::: Dataset content
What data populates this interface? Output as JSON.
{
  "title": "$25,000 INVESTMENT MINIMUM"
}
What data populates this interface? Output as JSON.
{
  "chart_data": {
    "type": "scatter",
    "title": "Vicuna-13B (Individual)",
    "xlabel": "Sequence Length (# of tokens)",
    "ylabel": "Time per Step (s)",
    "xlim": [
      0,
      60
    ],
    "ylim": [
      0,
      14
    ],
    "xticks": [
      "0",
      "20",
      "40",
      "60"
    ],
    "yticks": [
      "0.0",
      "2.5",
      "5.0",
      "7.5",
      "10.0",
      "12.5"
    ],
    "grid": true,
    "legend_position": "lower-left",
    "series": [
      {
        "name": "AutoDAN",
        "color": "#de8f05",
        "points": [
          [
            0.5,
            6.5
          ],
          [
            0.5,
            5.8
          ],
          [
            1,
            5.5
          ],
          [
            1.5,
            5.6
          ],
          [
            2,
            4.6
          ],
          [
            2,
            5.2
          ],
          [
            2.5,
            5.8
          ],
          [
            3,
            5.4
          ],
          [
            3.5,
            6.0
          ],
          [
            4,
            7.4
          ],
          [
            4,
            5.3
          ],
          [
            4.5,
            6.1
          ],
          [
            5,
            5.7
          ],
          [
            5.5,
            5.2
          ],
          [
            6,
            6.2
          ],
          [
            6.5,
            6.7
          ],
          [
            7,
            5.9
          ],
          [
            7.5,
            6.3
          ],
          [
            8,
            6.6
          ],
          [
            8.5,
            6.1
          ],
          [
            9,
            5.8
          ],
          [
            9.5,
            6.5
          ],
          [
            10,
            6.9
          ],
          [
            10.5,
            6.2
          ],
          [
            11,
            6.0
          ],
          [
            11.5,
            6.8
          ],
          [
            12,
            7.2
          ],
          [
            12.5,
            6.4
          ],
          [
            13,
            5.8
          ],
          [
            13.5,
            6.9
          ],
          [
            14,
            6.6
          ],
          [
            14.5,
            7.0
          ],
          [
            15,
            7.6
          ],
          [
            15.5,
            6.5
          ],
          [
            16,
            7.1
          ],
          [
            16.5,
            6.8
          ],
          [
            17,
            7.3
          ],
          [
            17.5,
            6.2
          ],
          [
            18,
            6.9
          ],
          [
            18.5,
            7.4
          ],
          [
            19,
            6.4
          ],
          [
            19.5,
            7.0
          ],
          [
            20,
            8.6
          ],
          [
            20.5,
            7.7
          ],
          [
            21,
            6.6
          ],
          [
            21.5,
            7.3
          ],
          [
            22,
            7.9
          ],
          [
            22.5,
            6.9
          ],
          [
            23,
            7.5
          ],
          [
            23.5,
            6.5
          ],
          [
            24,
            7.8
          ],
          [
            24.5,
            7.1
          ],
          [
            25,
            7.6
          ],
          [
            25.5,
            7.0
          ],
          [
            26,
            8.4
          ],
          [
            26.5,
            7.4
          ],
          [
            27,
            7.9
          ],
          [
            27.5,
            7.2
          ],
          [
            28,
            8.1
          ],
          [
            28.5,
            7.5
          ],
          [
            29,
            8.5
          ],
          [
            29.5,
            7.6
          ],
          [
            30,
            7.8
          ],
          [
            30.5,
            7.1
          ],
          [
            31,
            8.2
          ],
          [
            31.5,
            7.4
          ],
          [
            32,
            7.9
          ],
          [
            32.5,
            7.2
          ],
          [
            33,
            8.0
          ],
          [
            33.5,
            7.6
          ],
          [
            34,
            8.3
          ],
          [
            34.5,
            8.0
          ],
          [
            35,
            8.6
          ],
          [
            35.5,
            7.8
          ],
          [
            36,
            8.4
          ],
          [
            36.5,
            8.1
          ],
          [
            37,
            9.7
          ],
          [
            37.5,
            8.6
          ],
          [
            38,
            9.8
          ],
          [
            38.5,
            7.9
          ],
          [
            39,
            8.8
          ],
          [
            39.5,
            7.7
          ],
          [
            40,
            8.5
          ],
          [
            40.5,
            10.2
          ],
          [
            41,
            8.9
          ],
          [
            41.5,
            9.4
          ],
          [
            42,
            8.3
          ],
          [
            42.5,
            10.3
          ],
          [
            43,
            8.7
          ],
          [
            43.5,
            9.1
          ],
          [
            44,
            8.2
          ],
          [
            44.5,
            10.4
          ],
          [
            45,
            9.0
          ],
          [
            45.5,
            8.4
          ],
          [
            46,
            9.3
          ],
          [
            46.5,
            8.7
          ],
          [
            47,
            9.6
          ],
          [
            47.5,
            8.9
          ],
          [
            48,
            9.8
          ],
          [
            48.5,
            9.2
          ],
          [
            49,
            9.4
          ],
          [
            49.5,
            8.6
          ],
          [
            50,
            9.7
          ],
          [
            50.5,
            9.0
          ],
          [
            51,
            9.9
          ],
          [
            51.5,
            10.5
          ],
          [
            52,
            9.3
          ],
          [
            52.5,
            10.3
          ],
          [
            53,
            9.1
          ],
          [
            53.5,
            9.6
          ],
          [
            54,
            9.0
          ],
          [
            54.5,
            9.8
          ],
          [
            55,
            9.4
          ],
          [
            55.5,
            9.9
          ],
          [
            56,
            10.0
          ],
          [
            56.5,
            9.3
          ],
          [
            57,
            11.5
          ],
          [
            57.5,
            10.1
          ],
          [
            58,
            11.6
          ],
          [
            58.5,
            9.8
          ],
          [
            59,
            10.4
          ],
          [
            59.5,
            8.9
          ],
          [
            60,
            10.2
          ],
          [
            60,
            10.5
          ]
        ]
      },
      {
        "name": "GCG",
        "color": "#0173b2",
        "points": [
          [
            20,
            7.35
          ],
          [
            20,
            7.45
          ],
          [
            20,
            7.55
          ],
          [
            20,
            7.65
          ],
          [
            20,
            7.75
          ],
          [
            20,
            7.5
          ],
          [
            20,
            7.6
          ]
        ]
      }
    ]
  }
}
::::::
» **What the task requires**: Write out the entries above word for word.

» **Task answer**:
What data populates this interface? Output as JSON.
{
  "title": "$25,000 INVESTMENT MINIMUM"
}
What data populates this interface? Output as JSON.
{
  "chart_data": {
    "type": "scatter",
    "title": "Vicuna-13B (Individual)",
    "xlabel": "Sequence Length (# of tokens)",
    "ylabel": "Time per Step (s)",
    "xlim": [
      0,
      60
    ],
    "ylim": [
      0,
      14
    ],
    "xticks": [
      "0",
      "20",
      "40",
      "60"
    ],
    "yticks": [
      "0.0",
      "2.5",
      "5.0",
      "7.5",
      "10.0",
      "12.5"
    ],
    "grid": true,
    "legend_position": "lower-left",
    "series": [
      {
        "name": "AutoDAN",
        "color": "#de8f05",
        "points": [
          [
            0.5,
            6.5
          ],
          [
            0.5,
            5.8
          ],
          [
            1,
            5.5
          ],
          [
            1.5,
            5.6
          ],
          [
            2,
            4.6
          ],
          [
            2,
            5.2
          ],
          [
            2.5,
            5.8
          ],
          [
            3,
            5.4
          ],
          [
            3.5,
            6.0
          ],
          [
            4,
            7.4
          ],
          [
            4,
            5.3
          ],
          [
            4.5,
            6.1
          ],
          [
            5,
            5.7
          ],
          [
            5.5,
            5.2
          ],
          [
            6,
            6.2
          ],
          [
            6.5,
            6.7
          ],
          [
            7,
            5.9
          ],
          [
            7.5,
            6.3
          ],
          [
            8,
            6.6
          ],
          [
            8.5,
            6.1
          ],
          [
            9,
            5.8
          ],
          [
            9.5,
            6.5
          ],
          [
            10,
            6.9
          ],
          [
            10.5,
            6.2
          ],
          [
            11,
            6.0
          ],
          [
            11.5,
            6.8
          ],
          [
            12,
            7.2
          ],
          [
            12.5,
            6.4
          ],
          [
            13,
            5.8
          ],
          [
            13.5,
            6.9
          ],
          [
            14,
            6.6
          ],
          [
            14.5,
            7.0
          ],
          [
            15,
            7.6
          ],
          [
            15.5,
            6.5
          ],
          [
            16,
            7.1
          ],
          [
            16.5,
            6.8
          ],
          [
            17,
            7.3
          ],
          [
            17.5,
            6.2
          ],
          [
            18,
            6.9
          ],
          [
            18.5,
            7.4
          ],
          [
            19,
            6.4
          ],
          [
            19.5,
            7.0
          ],
          [
            20,
            8.6
          ],
          [
            20.5,
            7.7
          ],
          [
            21,
            6.6
          ],
          [
            21.5,
            7.3
          ],
          [
            22,
            7.9
          ],
          [
            22.5,
            6.9
          ],
          [
            23,
            7.5
          ],
          [
            23.5,
            6.5
          ],
          [
            24,
            7.8
          ],
          [
            24.5,
            7.1
          ],
          [
            25,
            7.6
          ],
          [
            25.5,
            7.0
          ],
          [
            26,
            8.4
          ],
          [
            26.5,
            7.4
          ],
          [
            27,
            7.9
          ],
          [
            27.5,
            7.2
          ],
          [
            28,
            8.1
          ],
          [
            28.5,
            7.5
          ],
          [
            29,
            8.5
          ],
          [
            29.5,
            7.6
          ],
          [
            30,
            7.8
          ],
          [
            30.5,
            7.1
          ],
          [
            31,
            8.2
          ],
          [
            31.5,
            7.4
          ],
          [
            32,
            7.9
          ],
          [
            32.5,
            7.2
          ],
          [
            33,
            8.0
          ],
          [
            33.5,
            7.6
          ],
          [
            34,
            8.3
          ],
          [
            34.5,
            8.0
          ],
          [
            35,
            8.6
          ],
          [
            35.5,
            7.8
          ],
          [
            36,
            8.4
          ],
          [
            36.5,
            8.1
          ],
          [
            37,
            9.7
          ],
          [
            37.5,
            8.6
          ],
          [
            38,
            9.8
          ],
          [
            38.5,
            7.9
          ],
          [
            39,
            8.8
          ],
          [
            39.5,
            7.7
          ],
          [
            40,
            8.5
          ],
          [
            40.5,
            10.2
          ],
          [
            41,
            8.9
          ],
          [
            41.5,
            9.4
          ],
          [
            42,
            8.3
          ],
          [
            42.5,
            10.3
          ],
          [
            43,
            8.7
          ],
          [
            43.5,
            9.1
          ],
          [
            44,
            8.2
          ],
          [
            44.5,
            10.4
          ],
          [
            45,
            9.0
          ],
          [
            45.5,
            8.4
          ],
          [
            46,
            9.3
          ],
          [
            46.5,
            8.7
          ],
          [
            47,
            9.6
          ],
          [
            47.5,
            8.9
          ],
          [
            48,
            9.8
          ],
          [
            48.5,
            9.2
          ],
          [
            49,
            9.4
          ],
          [
            49.5,
            8.6
          ],
          [
            50,
            9.7
          ],
          [
            50.5,
            9.0
          ],
          [
            51,
            9.9
          ],
          [
            51.5,
            10.5
          ],
          [
            52,
            9.3
          ],
          [
            52.5,
            10.3
          ],
          [
            53,
            9.1
          ],
          [
            53.5,
            9.6
          ],
          [
            54,
            9.0
          ],
          [
            54.5,
            9.8
          ],
          [
            55,
            9.4
          ],
          [
            55.5,
            9.9
          ],
          [
            56,
            10.0
          ],
          [
            56.5,
            9.3
          ],
          [
            57,
            11.5
          ],
          [
            57.5,
            10.1
          ],
          [
            58,
            11.6
          ],
          [
            58.5,
            9.8
          ],
          [
            59,
            10.4
          ],
          [
            59.5,
            8.9
          ],
          [
            60,
            10.2
          ],
          [
            60,
            10.5
          ]
        ]
      },
      {
        "name": "GCG",
        "color": "#0173b2",
        "points": [
          [
            20,
            7.35
          ],
          [
            20,
            7.45
          ],
          [
            20,
            7.55
          ],
          [
            20,
            7.65
          ],
          [
            20,
            7.75
          ],
          [
            20,
            7.5
          ],
          [
            20,
            7.6
          ]
        ]
      }
    ]
  }
}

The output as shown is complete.